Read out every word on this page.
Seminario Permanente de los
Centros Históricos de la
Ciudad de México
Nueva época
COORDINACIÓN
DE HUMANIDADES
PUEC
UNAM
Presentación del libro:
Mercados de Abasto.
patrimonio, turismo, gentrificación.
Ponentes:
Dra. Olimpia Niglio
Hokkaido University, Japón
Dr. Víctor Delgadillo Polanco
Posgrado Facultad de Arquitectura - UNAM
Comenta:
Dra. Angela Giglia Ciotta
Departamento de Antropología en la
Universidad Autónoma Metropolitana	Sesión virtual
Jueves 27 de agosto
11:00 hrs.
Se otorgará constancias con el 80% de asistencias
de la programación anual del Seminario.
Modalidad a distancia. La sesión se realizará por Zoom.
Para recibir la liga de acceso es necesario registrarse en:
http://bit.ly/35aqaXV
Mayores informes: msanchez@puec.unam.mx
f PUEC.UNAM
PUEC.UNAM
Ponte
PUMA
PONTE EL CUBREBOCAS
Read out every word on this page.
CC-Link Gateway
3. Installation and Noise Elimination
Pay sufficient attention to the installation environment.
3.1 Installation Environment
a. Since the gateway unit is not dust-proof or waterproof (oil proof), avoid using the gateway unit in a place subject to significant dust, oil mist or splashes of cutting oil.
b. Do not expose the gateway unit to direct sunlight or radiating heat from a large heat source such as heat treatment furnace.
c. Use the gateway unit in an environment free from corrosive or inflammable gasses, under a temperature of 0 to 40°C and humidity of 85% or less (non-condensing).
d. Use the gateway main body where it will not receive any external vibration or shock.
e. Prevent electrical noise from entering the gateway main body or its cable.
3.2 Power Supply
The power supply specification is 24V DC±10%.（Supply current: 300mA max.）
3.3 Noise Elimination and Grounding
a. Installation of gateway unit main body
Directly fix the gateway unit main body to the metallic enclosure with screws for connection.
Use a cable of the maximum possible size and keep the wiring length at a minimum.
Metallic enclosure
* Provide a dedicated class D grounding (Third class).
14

•••••

--- REQUIREMENT ---
Recopy all the lines exactly as they appear.

--- ANSWER TO THIS PROBLEM ---
Read out every word on this page.
Seminario Permanente de los
Centros Históricos de la
Ciudad de México
Nueva época
COORDINACIÓN
DE HUMANIDADES
PUEC
UNAM
Presentación del libro:
Mercados de Abasto.
patrimonio, turismo, gentrificación.
Ponentes:
Dra. Olimpia Niglio
Hokkaido University, Japón
Dr. Víctor Delgadillo Polanco
Posgrado Facultad de Arquitectura - UNAM
Comenta:
Dra. Angela Giglia Ciotta
Departamento de Antropología en la
Universidad Autónoma Metropolitana	Sesión virtual
Jueves 27 de agosto
11:00 hrs.
Se otorgará constancias con el 80% de asistencias
de la programación anual del Seminario.
Modalidad a distancia. La sesión se realizará por Zoom.
Para recibir la liga de acceso es necesario registrarse en:
http://bit.ly/35aqaXV
Mayores informes: msanchez@puec.unam.mx
f PUEC.UNAM
PUEC.UNAM
Ponte
PUMA
PONTE EL CUBREBOCAS
Read out every word on this page.
CC-Link Gateway
3. Installation and Noise Elimination
Pay sufficient attention to the installation environment.
3.1 Installation Environment
a. Since the gateway unit is not dust-proof or waterproof (oil proof), avoid using the gateway unit in a place subject to significant dust, oil mist or splashes of cutting oil.
b. Do not expose the gateway unit to direct sunlight or radiating heat from a large heat source such as heat treatment furnace.
c. Use the gateway unit in an environment free from corrosive or inflammable gasses, under a temperature of 0 to 40°C and humidity of 85% or less (non-condensing).
d. Use the gateway main body where it will not receive any external vibration or shock.
e. Prevent electrical noise from entering the gateway main body or its cable.
3.2 Power Supply
The power supply specification is 24V DC±10%.（Supply current: 300mA max.）
3.3 Noise Elimination and Grounding
a. Installation of gateway unit main body
Directly fix the gateway unit main body to the metallic enclosure with screws for connection.
Use a cable of the maximum possible size and keep the wiring length at a minimum.
Metallic enclosure
* Provide a dedicated class D grounding (Third class).
14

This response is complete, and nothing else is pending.